— What to produce —
All lines featuring the string "place" are to be listed.

Dataset items
========================================
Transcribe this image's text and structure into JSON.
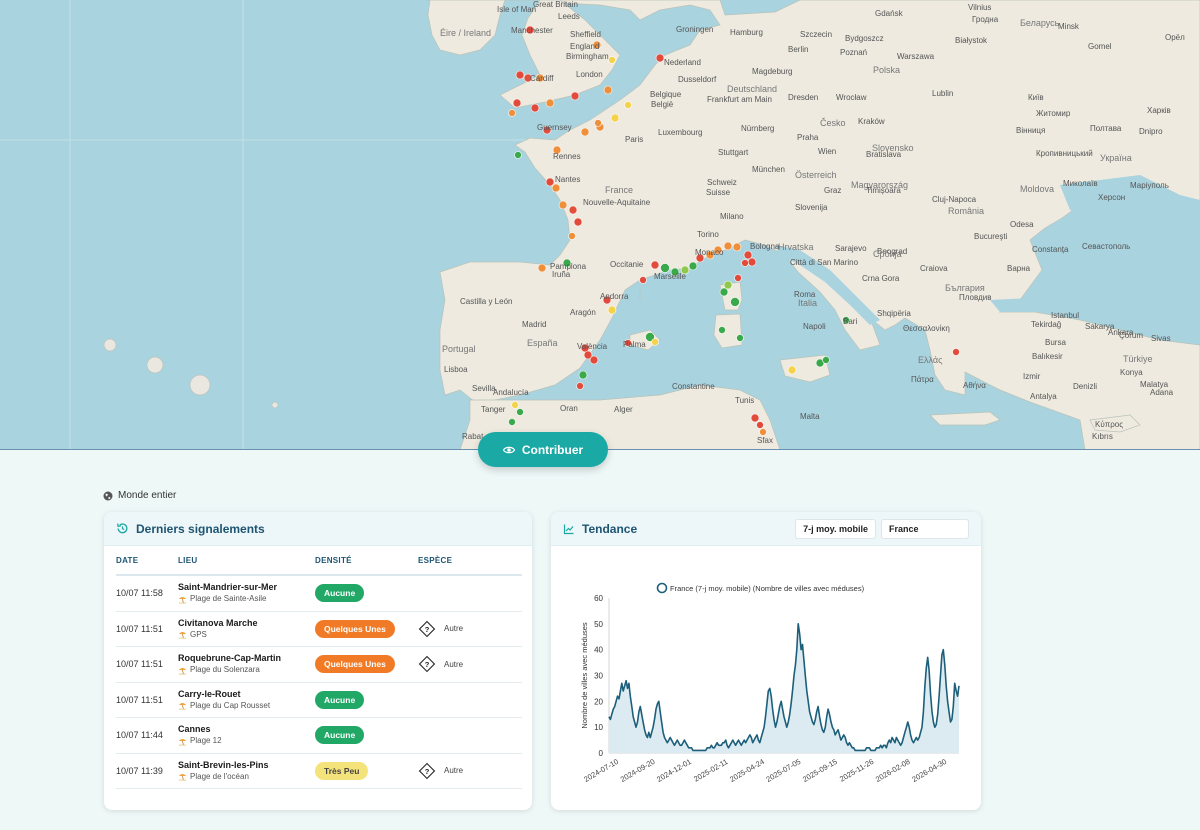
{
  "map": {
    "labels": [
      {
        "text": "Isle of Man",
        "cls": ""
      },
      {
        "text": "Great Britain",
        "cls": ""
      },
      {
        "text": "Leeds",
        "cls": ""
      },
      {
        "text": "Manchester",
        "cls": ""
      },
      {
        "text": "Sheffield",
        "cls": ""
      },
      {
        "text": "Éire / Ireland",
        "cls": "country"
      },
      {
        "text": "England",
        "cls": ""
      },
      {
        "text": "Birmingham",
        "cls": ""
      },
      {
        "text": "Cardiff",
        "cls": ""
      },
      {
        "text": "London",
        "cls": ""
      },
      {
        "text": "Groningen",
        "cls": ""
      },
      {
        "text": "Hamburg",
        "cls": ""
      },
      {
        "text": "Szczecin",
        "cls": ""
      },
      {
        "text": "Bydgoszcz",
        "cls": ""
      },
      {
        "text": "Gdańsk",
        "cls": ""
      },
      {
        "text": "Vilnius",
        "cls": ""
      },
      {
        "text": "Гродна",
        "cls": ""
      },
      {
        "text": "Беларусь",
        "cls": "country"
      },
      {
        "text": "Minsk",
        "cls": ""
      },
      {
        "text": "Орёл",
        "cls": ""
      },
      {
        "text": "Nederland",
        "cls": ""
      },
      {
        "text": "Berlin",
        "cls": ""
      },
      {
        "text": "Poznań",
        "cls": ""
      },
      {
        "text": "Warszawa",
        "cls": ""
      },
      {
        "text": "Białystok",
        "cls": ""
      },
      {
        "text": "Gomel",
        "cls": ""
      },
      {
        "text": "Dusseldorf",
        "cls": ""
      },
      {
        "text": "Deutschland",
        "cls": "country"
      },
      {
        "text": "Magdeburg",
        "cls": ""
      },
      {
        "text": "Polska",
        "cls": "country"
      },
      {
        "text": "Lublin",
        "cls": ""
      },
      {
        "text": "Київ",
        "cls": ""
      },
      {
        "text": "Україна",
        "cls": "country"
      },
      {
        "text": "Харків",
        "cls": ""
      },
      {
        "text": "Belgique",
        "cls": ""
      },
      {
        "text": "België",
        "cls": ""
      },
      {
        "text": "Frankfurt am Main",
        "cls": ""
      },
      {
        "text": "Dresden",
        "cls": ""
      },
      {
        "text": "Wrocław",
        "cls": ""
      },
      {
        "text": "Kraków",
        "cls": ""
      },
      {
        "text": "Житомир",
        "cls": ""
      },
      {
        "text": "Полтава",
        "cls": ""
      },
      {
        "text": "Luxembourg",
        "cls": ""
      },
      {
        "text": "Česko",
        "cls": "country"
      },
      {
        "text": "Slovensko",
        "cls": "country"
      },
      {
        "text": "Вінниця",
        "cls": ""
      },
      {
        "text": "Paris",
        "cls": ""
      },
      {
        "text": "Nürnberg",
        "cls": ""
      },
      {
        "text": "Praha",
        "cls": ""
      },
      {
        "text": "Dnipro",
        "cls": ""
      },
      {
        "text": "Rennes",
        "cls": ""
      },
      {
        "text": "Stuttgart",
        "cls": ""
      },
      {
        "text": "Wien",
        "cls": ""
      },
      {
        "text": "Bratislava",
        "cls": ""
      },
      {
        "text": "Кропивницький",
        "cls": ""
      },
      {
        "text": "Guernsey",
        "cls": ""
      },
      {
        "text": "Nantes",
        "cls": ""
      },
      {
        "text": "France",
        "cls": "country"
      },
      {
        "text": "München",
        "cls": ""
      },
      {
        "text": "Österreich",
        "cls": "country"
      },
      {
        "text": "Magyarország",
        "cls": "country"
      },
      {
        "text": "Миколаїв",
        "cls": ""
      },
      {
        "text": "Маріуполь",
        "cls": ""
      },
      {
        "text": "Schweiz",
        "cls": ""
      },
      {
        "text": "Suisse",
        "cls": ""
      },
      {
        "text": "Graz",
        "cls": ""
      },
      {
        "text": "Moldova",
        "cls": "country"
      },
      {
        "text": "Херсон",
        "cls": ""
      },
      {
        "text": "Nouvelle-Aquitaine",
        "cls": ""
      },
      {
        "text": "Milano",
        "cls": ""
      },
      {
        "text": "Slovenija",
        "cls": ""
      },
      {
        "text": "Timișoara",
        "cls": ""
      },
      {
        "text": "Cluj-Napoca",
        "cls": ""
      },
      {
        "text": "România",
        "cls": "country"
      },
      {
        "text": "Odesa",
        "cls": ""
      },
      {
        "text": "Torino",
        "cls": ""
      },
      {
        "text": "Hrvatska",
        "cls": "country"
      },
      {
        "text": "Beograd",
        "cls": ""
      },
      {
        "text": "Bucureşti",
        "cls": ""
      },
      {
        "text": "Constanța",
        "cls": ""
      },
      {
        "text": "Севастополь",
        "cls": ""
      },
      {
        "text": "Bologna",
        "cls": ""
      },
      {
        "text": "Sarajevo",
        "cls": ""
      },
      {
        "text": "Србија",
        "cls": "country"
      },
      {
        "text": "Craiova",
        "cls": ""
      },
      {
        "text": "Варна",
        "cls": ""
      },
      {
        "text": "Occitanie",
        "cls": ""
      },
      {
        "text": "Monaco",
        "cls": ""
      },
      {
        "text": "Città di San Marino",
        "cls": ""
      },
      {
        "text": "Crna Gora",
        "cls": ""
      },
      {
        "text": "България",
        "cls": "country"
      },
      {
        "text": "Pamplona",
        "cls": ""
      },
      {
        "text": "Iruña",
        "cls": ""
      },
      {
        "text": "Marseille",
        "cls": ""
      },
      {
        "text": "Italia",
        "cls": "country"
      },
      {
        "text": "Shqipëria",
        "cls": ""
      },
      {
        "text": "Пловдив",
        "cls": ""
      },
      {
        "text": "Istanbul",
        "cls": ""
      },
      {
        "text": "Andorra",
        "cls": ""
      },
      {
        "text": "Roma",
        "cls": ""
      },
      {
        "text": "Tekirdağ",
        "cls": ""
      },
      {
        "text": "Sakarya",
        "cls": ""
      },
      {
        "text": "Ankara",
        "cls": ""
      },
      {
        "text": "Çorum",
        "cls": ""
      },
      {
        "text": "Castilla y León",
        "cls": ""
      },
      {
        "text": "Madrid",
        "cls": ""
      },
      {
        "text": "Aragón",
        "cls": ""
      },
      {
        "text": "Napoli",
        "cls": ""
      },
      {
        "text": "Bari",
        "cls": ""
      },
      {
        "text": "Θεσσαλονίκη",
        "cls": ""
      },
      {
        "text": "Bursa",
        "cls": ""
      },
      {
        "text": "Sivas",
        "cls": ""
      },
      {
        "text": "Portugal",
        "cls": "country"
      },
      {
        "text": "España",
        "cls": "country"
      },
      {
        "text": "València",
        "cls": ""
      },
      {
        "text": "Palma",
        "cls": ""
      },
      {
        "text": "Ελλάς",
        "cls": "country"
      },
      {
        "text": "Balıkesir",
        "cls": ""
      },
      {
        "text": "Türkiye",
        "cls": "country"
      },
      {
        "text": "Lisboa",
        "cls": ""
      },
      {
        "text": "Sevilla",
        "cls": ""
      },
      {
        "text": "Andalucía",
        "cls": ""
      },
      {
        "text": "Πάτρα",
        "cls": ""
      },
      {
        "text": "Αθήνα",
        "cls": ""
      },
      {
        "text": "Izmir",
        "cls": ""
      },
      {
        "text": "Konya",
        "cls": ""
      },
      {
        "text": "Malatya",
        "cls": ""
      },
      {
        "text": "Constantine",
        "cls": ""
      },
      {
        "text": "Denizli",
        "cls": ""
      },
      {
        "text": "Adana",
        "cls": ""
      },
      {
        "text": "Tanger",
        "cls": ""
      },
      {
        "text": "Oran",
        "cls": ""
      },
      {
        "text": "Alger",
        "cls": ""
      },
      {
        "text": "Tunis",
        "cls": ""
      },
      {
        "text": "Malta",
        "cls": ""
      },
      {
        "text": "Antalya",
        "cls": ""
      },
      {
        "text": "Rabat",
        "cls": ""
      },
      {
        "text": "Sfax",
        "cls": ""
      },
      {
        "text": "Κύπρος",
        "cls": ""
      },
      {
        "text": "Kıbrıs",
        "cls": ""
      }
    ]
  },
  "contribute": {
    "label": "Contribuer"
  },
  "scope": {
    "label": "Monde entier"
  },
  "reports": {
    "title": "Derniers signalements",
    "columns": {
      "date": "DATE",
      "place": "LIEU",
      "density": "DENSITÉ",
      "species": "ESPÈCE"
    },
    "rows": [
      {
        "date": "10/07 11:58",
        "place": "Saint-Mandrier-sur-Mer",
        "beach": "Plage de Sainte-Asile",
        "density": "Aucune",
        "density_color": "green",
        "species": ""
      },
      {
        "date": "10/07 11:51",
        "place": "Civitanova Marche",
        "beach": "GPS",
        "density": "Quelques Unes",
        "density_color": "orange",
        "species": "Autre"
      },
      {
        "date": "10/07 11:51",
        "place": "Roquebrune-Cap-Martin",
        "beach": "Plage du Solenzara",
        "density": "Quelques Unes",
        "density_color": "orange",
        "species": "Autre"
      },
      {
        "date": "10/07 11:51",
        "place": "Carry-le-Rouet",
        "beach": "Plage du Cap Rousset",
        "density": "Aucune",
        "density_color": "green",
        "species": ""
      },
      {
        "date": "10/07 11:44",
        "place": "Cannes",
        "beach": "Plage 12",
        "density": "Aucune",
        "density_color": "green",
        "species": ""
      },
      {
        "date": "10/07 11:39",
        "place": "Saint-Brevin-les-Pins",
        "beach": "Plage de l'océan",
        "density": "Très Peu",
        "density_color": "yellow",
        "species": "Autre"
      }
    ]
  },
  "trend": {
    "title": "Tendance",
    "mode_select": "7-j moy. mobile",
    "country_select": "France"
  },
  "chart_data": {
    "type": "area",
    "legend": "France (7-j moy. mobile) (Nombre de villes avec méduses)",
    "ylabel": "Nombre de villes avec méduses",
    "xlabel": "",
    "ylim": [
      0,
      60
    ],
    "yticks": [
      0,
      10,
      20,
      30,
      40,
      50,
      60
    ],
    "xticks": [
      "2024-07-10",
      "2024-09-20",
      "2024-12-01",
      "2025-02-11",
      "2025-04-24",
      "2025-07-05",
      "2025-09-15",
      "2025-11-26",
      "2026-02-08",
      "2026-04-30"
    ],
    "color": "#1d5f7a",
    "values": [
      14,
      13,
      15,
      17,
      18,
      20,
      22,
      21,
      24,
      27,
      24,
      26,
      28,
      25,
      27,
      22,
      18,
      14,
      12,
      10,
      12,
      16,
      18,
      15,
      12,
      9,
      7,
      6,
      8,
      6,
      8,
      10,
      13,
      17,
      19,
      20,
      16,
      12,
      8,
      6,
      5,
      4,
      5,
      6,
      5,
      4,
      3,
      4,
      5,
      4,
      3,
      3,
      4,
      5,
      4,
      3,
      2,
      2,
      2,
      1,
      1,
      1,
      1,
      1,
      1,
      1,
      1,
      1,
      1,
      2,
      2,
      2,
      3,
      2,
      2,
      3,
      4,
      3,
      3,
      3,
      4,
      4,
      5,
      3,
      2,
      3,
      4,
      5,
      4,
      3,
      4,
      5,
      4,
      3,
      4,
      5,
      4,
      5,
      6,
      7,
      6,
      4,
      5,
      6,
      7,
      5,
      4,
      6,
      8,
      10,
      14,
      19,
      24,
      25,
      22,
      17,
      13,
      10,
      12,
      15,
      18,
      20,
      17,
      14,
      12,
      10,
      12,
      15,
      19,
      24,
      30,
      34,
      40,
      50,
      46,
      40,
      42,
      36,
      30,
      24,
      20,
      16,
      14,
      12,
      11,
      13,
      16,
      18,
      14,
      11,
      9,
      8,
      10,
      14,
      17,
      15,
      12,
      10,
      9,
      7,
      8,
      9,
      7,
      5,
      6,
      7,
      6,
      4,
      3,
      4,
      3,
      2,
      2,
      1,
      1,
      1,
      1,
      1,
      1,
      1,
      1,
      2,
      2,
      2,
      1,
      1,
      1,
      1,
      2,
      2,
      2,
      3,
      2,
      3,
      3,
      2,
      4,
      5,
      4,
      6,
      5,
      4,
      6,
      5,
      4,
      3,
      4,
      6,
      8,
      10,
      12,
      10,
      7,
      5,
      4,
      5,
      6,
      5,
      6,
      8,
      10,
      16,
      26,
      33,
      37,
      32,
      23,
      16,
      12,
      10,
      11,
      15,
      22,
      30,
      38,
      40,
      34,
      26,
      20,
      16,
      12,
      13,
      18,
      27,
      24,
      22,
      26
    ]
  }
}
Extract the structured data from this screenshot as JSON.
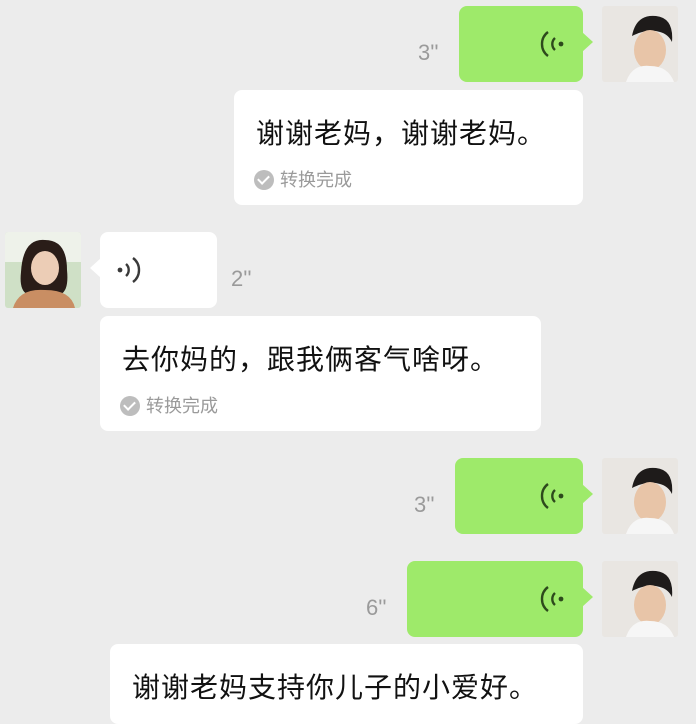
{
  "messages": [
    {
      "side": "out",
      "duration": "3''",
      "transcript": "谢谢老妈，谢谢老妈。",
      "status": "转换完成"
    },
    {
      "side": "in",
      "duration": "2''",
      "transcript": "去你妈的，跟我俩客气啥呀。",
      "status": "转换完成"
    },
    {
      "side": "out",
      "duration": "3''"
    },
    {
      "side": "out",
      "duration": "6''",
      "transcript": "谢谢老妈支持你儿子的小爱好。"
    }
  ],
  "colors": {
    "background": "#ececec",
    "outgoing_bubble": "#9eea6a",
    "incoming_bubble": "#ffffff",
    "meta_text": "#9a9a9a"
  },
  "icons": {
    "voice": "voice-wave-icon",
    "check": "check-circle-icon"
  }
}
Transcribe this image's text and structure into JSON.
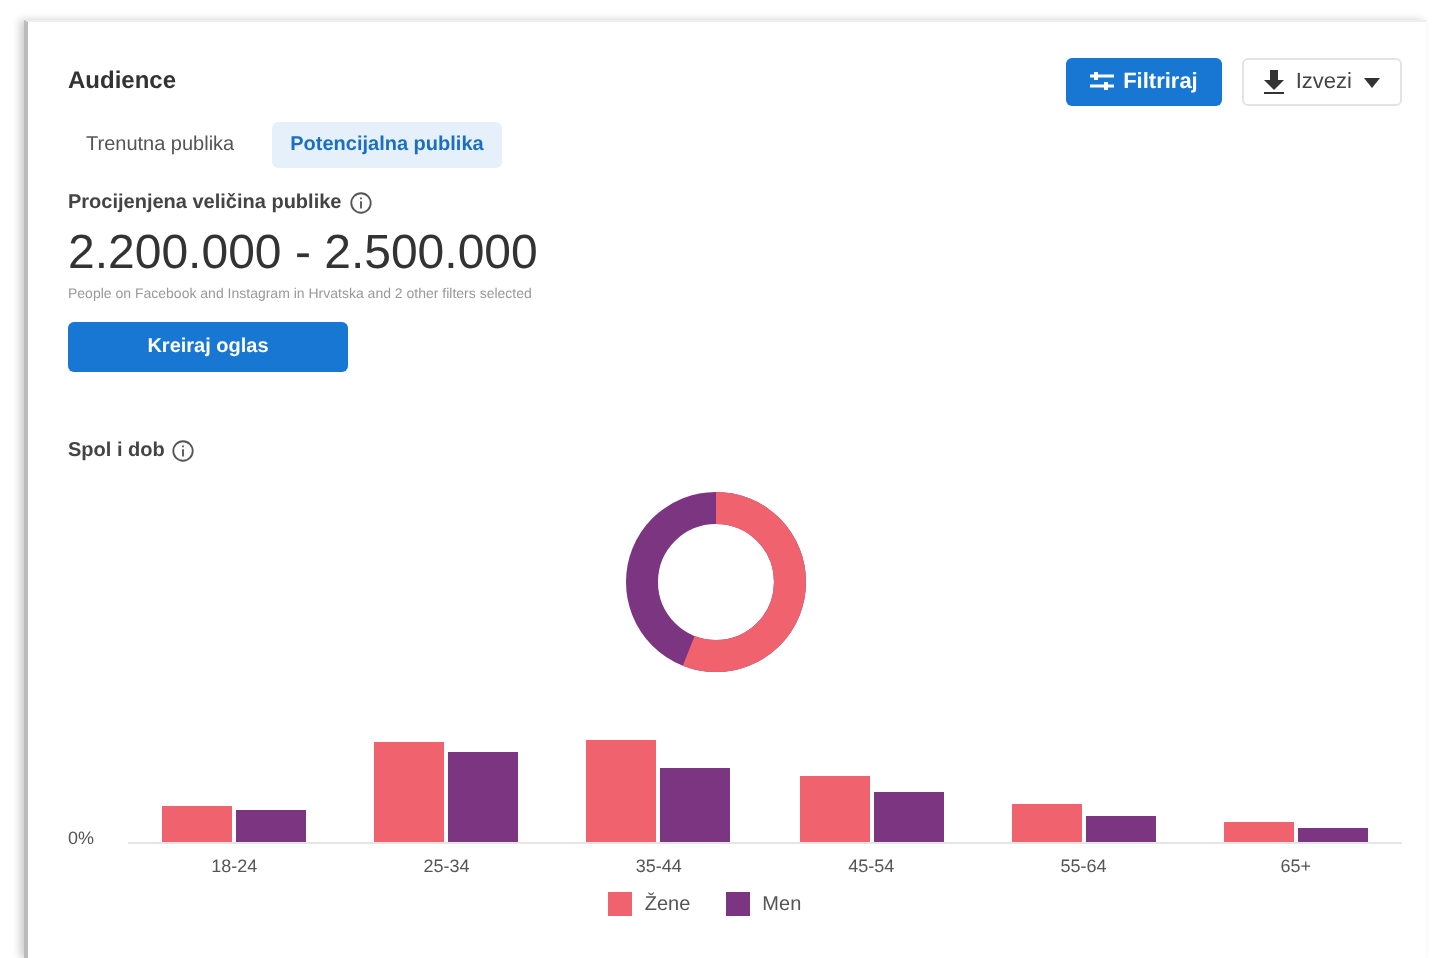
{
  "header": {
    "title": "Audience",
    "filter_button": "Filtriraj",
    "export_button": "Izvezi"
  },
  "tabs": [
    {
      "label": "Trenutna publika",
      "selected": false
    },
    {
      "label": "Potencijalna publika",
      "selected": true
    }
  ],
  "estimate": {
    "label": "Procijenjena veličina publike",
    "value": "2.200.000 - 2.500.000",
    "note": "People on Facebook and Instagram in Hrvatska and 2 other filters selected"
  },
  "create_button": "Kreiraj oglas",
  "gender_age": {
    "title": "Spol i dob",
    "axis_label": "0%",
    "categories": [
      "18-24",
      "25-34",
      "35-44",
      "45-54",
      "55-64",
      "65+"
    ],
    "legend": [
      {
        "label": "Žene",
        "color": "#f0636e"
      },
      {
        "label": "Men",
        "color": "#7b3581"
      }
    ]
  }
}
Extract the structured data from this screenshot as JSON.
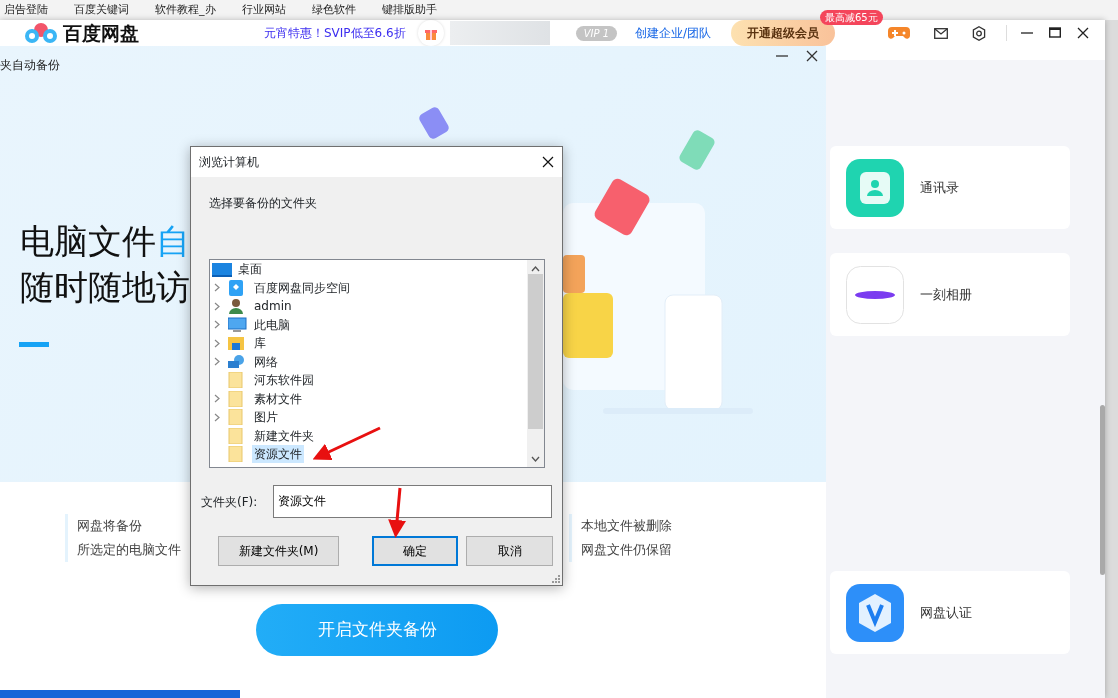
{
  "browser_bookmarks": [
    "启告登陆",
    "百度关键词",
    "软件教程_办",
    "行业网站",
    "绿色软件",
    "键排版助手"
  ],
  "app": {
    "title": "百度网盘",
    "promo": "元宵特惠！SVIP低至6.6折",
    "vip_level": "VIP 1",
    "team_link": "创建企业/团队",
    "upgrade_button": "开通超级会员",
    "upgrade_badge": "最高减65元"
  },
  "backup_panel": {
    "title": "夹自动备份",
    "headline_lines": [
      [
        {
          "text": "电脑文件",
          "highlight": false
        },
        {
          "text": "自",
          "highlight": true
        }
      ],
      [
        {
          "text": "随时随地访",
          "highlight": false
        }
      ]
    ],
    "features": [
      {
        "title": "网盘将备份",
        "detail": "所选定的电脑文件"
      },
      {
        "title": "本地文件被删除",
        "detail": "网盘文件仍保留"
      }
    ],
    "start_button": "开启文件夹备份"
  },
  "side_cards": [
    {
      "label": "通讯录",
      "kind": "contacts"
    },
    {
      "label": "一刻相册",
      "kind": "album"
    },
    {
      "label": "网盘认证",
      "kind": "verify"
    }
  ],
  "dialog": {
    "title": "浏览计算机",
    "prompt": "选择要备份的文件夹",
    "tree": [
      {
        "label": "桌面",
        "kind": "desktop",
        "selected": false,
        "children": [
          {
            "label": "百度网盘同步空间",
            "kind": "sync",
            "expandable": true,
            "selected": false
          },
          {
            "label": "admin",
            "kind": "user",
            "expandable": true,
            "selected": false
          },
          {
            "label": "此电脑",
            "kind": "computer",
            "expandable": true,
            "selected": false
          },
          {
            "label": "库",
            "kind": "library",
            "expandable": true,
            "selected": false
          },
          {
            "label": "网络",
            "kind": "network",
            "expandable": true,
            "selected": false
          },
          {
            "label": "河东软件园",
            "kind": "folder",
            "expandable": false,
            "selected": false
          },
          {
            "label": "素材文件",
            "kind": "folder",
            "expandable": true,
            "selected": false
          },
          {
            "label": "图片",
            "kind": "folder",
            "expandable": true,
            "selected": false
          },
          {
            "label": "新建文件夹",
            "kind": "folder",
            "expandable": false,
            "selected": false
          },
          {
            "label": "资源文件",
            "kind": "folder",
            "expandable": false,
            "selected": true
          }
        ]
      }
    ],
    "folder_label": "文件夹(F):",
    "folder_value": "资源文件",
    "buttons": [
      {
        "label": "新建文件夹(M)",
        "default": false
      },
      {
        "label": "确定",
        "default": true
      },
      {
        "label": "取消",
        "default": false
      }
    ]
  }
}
========================================
— Written solution —
      "place": "LIEU",
        "place": "Saint-Mandrier-sur-Mer",
        "place": "Civitanova Marche",
        "place": "Roquebrune-Cap-Martin",
        "place": "Carry-le-Rouet",
        "place": "Cannes",
        "place": "Saint-Brevin-les-Pins",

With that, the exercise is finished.